■ **THE TASK**: In your copy of the entries, please include no pictures and return every word exactly.

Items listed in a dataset
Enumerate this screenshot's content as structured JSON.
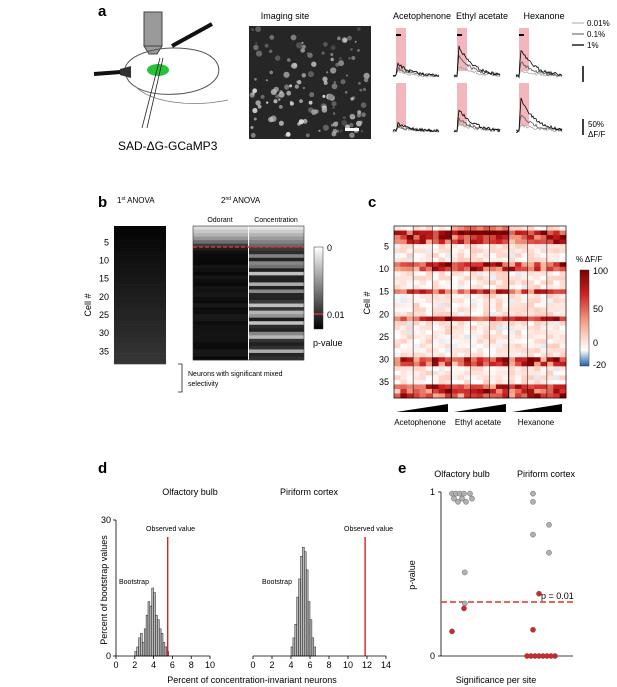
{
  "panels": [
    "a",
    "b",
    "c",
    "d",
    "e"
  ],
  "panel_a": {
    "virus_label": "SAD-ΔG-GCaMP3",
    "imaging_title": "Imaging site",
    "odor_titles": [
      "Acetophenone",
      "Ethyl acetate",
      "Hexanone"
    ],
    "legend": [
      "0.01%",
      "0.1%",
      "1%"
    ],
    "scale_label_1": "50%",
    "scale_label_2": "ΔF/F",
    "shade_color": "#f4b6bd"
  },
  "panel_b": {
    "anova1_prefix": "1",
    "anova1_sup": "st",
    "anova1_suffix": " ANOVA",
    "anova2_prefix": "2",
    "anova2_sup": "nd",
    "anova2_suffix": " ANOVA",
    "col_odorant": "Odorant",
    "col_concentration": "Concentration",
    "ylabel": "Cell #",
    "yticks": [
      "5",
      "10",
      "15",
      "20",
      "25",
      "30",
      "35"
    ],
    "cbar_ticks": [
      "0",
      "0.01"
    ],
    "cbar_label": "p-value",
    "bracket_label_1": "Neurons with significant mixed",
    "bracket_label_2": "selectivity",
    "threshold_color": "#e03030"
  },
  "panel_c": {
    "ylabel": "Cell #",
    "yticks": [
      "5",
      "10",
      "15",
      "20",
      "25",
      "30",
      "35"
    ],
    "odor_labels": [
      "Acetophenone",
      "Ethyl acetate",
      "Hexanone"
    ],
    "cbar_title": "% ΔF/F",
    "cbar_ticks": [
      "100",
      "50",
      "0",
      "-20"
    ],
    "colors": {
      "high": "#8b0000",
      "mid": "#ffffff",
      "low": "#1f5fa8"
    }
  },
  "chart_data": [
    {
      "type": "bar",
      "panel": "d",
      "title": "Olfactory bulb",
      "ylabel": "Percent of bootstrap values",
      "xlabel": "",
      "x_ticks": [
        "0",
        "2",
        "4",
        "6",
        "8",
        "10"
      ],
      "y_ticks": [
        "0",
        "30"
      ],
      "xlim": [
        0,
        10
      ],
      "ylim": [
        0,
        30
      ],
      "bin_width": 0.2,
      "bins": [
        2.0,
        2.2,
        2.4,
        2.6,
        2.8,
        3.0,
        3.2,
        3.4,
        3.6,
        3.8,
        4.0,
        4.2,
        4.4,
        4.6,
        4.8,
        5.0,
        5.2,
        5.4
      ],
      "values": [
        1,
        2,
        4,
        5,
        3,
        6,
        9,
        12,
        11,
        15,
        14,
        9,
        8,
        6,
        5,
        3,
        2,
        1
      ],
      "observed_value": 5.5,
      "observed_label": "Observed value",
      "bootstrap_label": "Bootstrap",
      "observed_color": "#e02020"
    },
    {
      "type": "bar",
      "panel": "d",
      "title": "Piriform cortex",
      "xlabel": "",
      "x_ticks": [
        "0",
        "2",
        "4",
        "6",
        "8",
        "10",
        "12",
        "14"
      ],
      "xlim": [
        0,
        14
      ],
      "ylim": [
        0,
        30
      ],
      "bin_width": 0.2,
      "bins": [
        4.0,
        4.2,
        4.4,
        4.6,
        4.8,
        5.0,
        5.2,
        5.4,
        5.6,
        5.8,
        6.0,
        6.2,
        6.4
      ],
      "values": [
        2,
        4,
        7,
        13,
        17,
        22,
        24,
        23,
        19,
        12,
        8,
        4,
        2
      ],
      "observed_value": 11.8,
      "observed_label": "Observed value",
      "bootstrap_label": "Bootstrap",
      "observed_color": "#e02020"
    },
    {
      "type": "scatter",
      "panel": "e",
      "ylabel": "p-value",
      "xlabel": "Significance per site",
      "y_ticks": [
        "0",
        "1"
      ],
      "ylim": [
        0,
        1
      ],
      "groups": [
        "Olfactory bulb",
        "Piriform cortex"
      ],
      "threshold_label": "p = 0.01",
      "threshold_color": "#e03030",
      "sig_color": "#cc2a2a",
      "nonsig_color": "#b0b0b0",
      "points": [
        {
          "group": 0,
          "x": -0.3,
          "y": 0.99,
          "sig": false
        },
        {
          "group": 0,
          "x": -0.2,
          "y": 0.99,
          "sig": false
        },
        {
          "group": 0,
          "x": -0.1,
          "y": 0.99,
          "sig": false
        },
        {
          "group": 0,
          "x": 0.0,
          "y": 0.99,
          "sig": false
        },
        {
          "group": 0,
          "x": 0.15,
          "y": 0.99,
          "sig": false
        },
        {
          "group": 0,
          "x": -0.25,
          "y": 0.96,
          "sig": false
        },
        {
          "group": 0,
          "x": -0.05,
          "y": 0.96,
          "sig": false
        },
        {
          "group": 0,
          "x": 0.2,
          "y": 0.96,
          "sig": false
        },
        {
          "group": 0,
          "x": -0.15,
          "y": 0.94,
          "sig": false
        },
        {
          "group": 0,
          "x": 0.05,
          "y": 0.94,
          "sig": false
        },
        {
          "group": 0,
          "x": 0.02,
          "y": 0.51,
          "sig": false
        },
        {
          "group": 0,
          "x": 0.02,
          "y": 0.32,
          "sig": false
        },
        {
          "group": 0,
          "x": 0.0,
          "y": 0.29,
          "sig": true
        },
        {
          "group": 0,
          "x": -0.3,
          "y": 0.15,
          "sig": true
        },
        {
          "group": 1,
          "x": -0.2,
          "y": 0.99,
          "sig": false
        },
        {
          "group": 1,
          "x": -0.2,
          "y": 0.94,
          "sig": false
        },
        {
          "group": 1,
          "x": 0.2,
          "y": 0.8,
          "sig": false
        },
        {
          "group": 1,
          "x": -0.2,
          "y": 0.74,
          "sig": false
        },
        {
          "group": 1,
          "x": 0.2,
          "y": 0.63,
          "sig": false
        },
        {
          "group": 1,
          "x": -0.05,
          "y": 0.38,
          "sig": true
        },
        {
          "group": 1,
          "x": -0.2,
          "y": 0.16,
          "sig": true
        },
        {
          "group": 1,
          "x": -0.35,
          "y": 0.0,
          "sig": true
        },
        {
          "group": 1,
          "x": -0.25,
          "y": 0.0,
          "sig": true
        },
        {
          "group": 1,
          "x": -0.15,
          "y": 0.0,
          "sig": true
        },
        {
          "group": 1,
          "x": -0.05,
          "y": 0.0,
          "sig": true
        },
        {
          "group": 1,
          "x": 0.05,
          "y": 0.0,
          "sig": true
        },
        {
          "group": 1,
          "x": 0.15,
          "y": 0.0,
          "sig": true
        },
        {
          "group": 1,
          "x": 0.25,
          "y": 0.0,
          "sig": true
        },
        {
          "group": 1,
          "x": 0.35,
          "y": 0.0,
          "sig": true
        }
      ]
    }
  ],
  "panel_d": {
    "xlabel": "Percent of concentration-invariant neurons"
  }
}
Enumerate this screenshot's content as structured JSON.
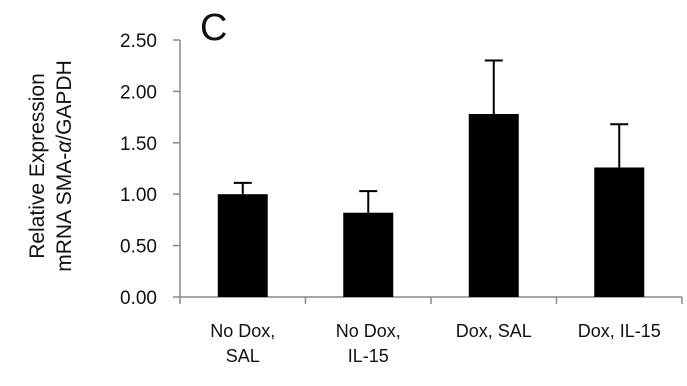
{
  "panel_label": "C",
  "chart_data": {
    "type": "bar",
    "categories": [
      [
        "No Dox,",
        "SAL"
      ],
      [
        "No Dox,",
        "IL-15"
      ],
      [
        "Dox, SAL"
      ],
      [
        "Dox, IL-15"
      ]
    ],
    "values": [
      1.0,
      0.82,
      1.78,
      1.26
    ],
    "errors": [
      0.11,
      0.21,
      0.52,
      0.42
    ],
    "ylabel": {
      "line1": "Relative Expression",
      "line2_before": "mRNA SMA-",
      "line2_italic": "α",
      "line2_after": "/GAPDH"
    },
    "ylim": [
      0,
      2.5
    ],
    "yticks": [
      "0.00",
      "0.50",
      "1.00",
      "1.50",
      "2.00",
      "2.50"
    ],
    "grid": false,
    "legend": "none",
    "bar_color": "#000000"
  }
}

■ **REPLY**:
Enumerate this screenshot's content as structured JSON.
{
  "panels": [
    "a",
    "b",
    "c",
    "d",
    "e"
  ],
  "panel_a": {
    "virus_label": "SAD-ΔG-GCaMP3",
    "imaging_title": "Imaging site",
    "odor_titles": [
      "Acetophenone",
      "Ethyl acetate",
      "Hexanone"
    ],
    "legend": [
      "0.01%",
      "0.1%",
      "1%"
    ],
    "scale_label_1": "50%",
    "scale_label_2": "ΔF/F",
    "shade_color": "#f4b6bd"
  },
  "panel_b": {
    "anova1_prefix": "1",
    "anova1_sup": "st",
    "anova1_suffix": " ANOVA",
    "anova2_prefix": "2",
    "anova2_sup": "nd",
    "anova2_suffix": " ANOVA",
    "col_odorant": "Odorant",
    "col_concentration": "Concentration",
    "ylabel": "Cell #",
    "yticks": [
      "5",
      "10",
      "15",
      "20",
      "25",
      "30",
      "35"
    ],
    "cbar_ticks": [
      "0",
      "0.01"
    ],
    "cbar_label": "p-value",
    "bracket_label_1": "Neurons with significant mixed",
    "bracket_label_2": "selectivity",
    "threshold_color": "#e03030"
  },
  "panel_c": {
    "ylabel": "Cell #",
    "yticks": [
      "5",
      "10",
      "15",
      "20",
      "25",
      "30",
      "35"
    ],
    "odor_labels": [
      "Acetophenone",
      "Ethyl acetate",
      "Hexanone"
    ],
    "cbar_title": "% ΔF/F",
    "cbar_ticks": [
      "100",
      "50",
      "0",
      "-20"
    ],
    "colors": {
      "high": "#8b0000",
      "mid": "#ffffff",
      "low": "#1f5fa8"
    }
  },
  "chart_data": [
    {
      "type": "bar",
      "panel": "d",
      "title": "Olfactory bulb",
      "ylabel": "Percent of bootstrap values",
      "xlabel": "",
      "x_ticks": [
        "0",
        "2",
        "4",
        "6",
        "8",
        "10"
      ],
      "y_ticks": [
        "0",
        "30"
      ],
      "xlim": [
        0,
        10
      ],
      "ylim": [
        0,
        30
      ],
      "bin_width": 0.2,
      "bins": [
        2.0,
        2.2,
        2.4,
        2.6,
        2.8,
        3.0,
        3.2,
        3.4,
        3.6,
        3.8,
        4.0,
        4.2,
        4.4,
        4.6,
        4.8,
        5.0,
        5.2,
        5.4
      ],
      "values": [
        1,
        2,
        4,
        5,
        3,
        6,
        9,
        12,
        11,
        15,
        14,
        9,
        8,
        6,
        5,
        3,
        2,
        1
      ],
      "observed_value": 5.5,
      "observed_label": "Observed value",
      "bootstrap_label": "Bootstrap",
      "observed_color": "#e02020"
    },
    {
      "type": "bar",
      "panel": "d",
      "title": "Piriform cortex",
      "xlabel": "",
      "x_ticks": [
        "0",
        "2",
        "4",
        "6",
        "8",
        "10",
        "12",
        "14"
      ],
      "xlim": [
        0,
        14
      ],
      "ylim": [
        0,
        30
      ],
      "bin_width": 0.2,
      "bins": [
        4.0,
        4.2,
        4.4,
        4.6,
        4.8,
        5.0,
        5.2,
        5.4,
        5.6,
        5.8,
        6.0,
        6.2,
        6.4
      ],
      "values": [
        2,
        4,
        7,
        13,
        17,
        22,
        24,
        23,
        19,
        12,
        8,
        4,
        2
      ],
      "observed_value": 11.8,
      "observed_label": "Observed value",
      "bootstrap_label": "Bootstrap",
      "observed_color": "#e02020"
    },
    {
      "type": "scatter",
      "panel": "e",
      "ylabel": "p-value",
      "xlabel": "Significance per site",
      "y_ticks": [
        "0",
        "1"
      ],
      "ylim": [
        0,
        1
      ],
      "groups": [
        "Olfactory bulb",
        "Piriform cortex"
      ],
      "threshold_label": "p = 0.01",
      "threshold_color": "#e03030",
      "sig_color": "#cc2a2a",
      "nonsig_color": "#b0b0b0",
      "points": [
        {
          "group": 0,
          "x": -0.3,
          "y": 0.99,
          "sig": false
        },
        {
          "group": 0,
          "x": -0.2,
          "y": 0.99,
          "sig": false
        },
        {
          "group": 0,
          "x": -0.1,
          "y": 0.99,
          "sig": false
        },
        {
          "group": 0,
          "x": 0.0,
          "y": 0.99,
          "sig": false
        },
        {
          "group": 0,
          "x": 0.15,
          "y": 0.99,
          "sig": false
        },
        {
          "group": 0,
          "x": -0.25,
          "y": 0.96,
          "sig": false
        },
        {
          "group": 0,
          "x": -0.05,
          "y": 0.96,
          "sig": false
        },
        {
          "group": 0,
          "x": 0.2,
          "y": 0.96,
          "sig": false
        },
        {
          "group": 0,
          "x": -0.15,
          "y": 0.94,
          "sig": false
        },
        {
          "group": 0,
          "x": 0.05,
          "y": 0.94,
          "sig": false
        },
        {
          "group": 0,
          "x": 0.02,
          "y": 0.51,
          "sig": false
        },
        {
          "group": 0,
          "x": 0.02,
          "y": 0.32,
          "sig": false
        },
        {
          "group": 0,
          "x": 0.0,
          "y": 0.29,
          "sig": true
        },
        {
          "group": 0,
          "x": -0.3,
          "y": 0.15,
          "sig": true
        },
        {
          "group": 1,
          "x": -0.2,
          "y": 0.99,
          "sig": false
        },
        {
          "group": 1,
          "x": -0.2,
          "y": 0.94,
          "sig": false
        },
        {
          "group": 1,
          "x": 0.2,
          "y": 0.8,
          "sig": false
        },
        {
          "group": 1,
          "x": -0.2,
          "y": 0.74,
          "sig": false
        },
        {
          "group": 1,
          "x": 0.2,
          "y": 0.63,
          "sig": false
        },
        {
          "group": 1,
          "x": -0.05,
          "y": 0.38,
          "sig": true
        },
        {
          "group": 1,
          "x": -0.2,
          "y": 0.16,
          "sig": true
        },
        {
          "group": 1,
          "x": -0.35,
          "y": 0.0,
          "sig": true
        },
        {
          "group": 1,
          "x": -0.25,
          "y": 0.0,
          "sig": true
        },
        {
          "group": 1,
          "x": -0.15,
          "y": 0.0,
          "sig": true
        },
        {
          "group": 1,
          "x": -0.05,
          "y": 0.0,
          "sig": true
        },
        {
          "group": 1,
          "x": 0.05,
          "y": 0.0,
          "sig": true
        },
        {
          "group": 1,
          "x": 0.15,
          "y": 0.0,
          "sig": true
        },
        {
          "group": 1,
          "x": 0.25,
          "y": 0.0,
          "sig": true
        },
        {
          "group": 1,
          "x": 0.35,
          "y": 0.0,
          "sig": true
        }
      ]
    }
  ],
  "panel_d": {
    "xlabel": "Percent of concentration-invariant neurons"
  }
}
Enumerate this screenshot's content as structured JSON.
{
  "panel_label": "C",
  "chart_data": {
    "type": "bar",
    "categories": [
      [
        "No Dox,",
        "SAL"
      ],
      [
        "No Dox,",
        "IL-15"
      ],
      [
        "Dox, SAL"
      ],
      [
        "Dox, IL-15"
      ]
    ],
    "values": [
      1.0,
      0.82,
      1.78,
      1.26
    ],
    "errors": [
      0.11,
      0.21,
      0.52,
      0.42
    ],
    "ylabel": {
      "line1": "Relative Expression",
      "line2_before": "mRNA SMA-",
      "line2_italic": "α",
      "line2_after": "/GAPDH"
    },
    "ylim": [
      0,
      2.5
    ],
    "yticks": [
      "0.00",
      "0.50",
      "1.00",
      "1.50",
      "2.00",
      "2.50"
    ],
    "grid": false,
    "legend": "none",
    "bar_color": "#000000"
  }
}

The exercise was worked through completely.